■ TASK OBJECTIVE:
Return each line that holds the word "steps".
# MATERIAL PROVIDED start
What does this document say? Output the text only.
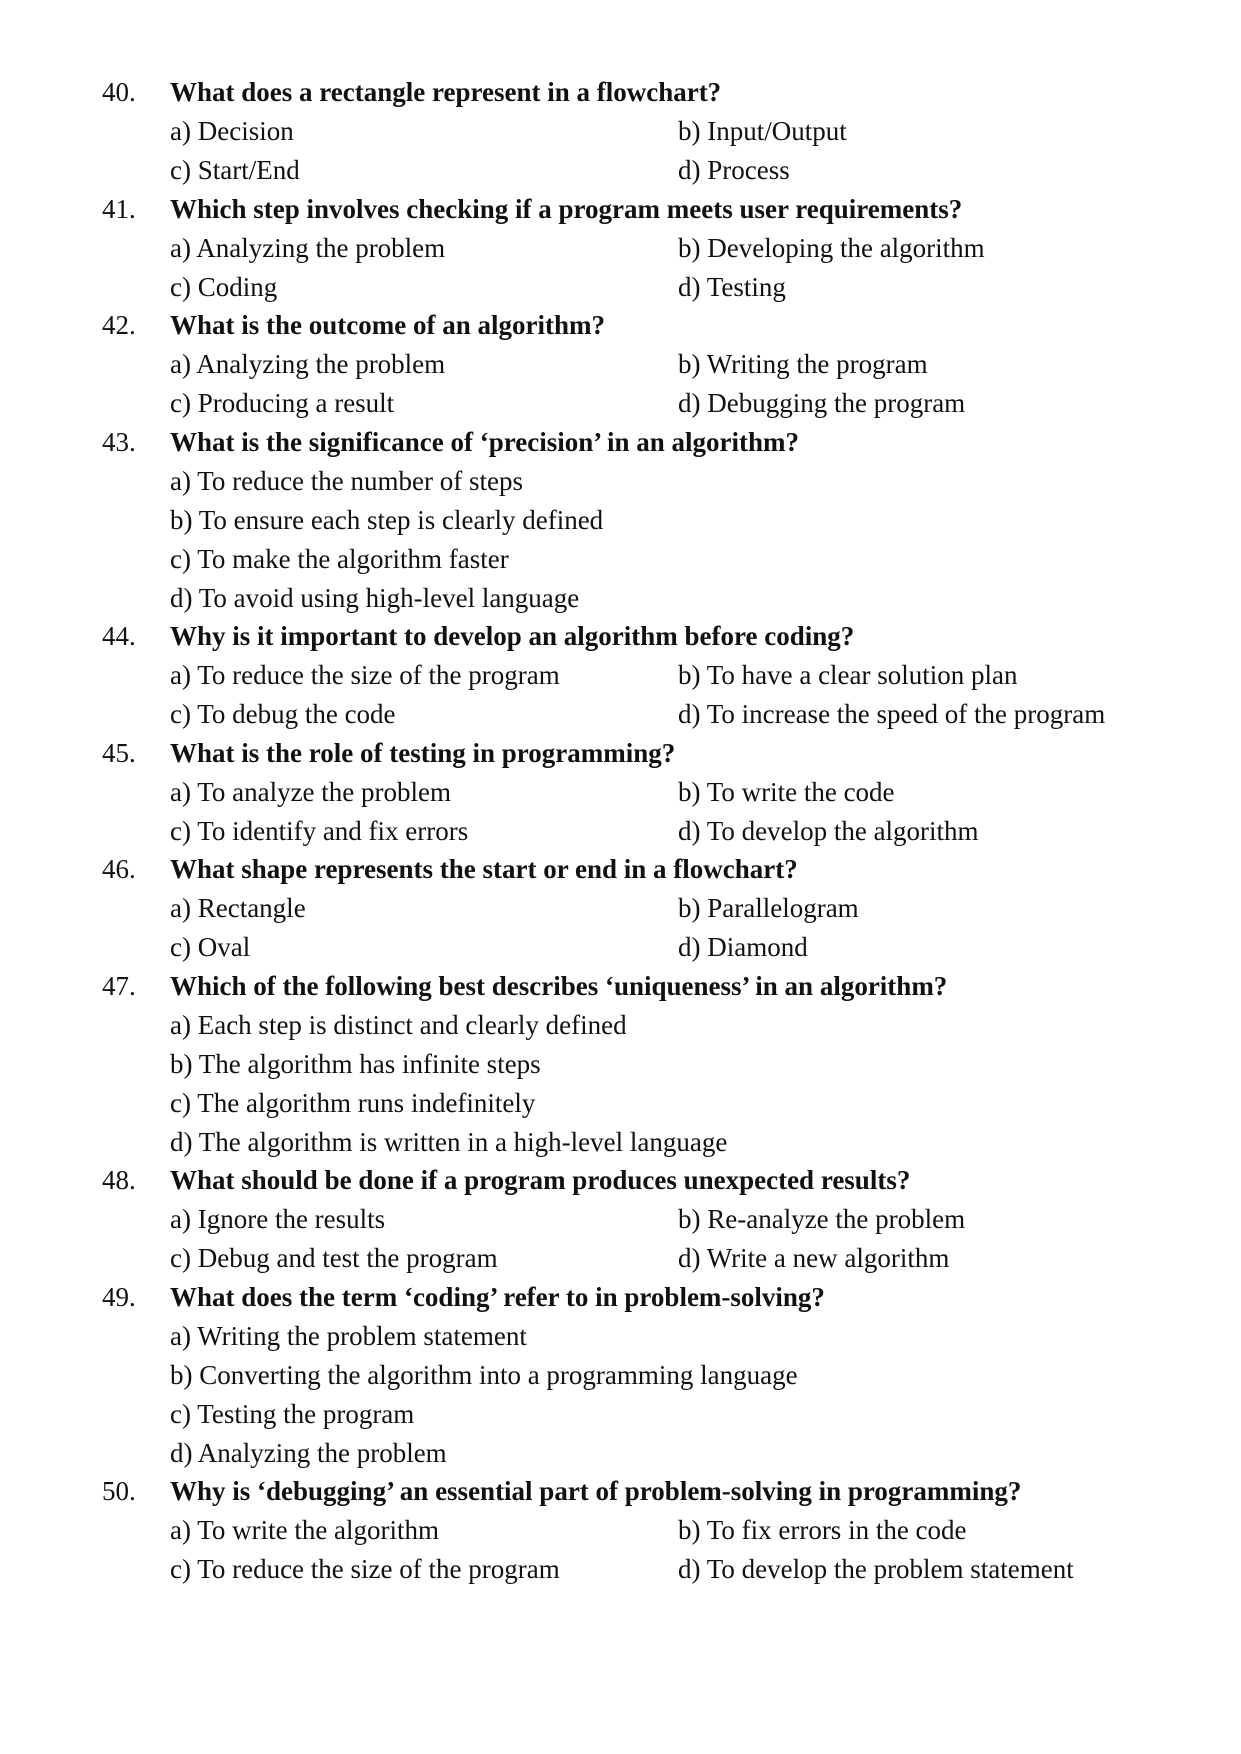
40. What does a rectangle represent in a flowchart?
a) Decision	b) Input/Output
c) Start/End	d) Process
41. Which step involves checking if a program meets user requirements?
a) Analyzing the problem	b) Developing the algorithm
c) Coding	d) Testing
42. What is the outcome of an algorithm?
a) Analyzing the problem	b) Writing the program
c) Producing a result	d) Debugging the program
43. What is the significance of ‘precision’ in an algorithm?
a) To reduce the number of steps
b) To ensure each step is clearly defined
c) To make the algorithm faster
d) To avoid using high-level language
44. Why is it important to develop an algorithm before coding?
a) To reduce the size of the program	b) To have a clear solution plan
c) To debug the code	d) To increase the speed of the program
45. What is the role of testing in programming?
a) To analyze the problem	b) To write the code
c) To identify and fix errors	d) To develop the algorithm
46. What shape represents the start or end in a flowchart?
a) Rectangle	b) Parallelogram
c) Oval	d) Diamond
47. Which of the following best describes ‘uniqueness’ in an algorithm?
a) Each step is distinct and clearly defined
b) The algorithm has infinite steps
c) The algorithm runs indefinitely
d) The algorithm is written in a high-level language
48. What should be done if a program produces unexpected results?
a) Ignore the results	b) Re-analyze the problem
c) Debug and test the program	d) Write a new algorithm
49. What does the term ‘coding’ refer to in problem-solving?
a) Writing the problem statement
b) Converting the algorithm into a programming language
c) Testing the program
d) Analyzing the problem
50. Why is ‘debugging’ an essential part of problem-solving in programming?
a) To write the algorithm	b) To fix errors in the code
c) To reduce the size of the program	d) To develop the problem statement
# MATERIAL PROVIDED end
■ OUTPUT FOR THIS TASK:
a) To reduce the number of steps
b) The algorithm has infinite steps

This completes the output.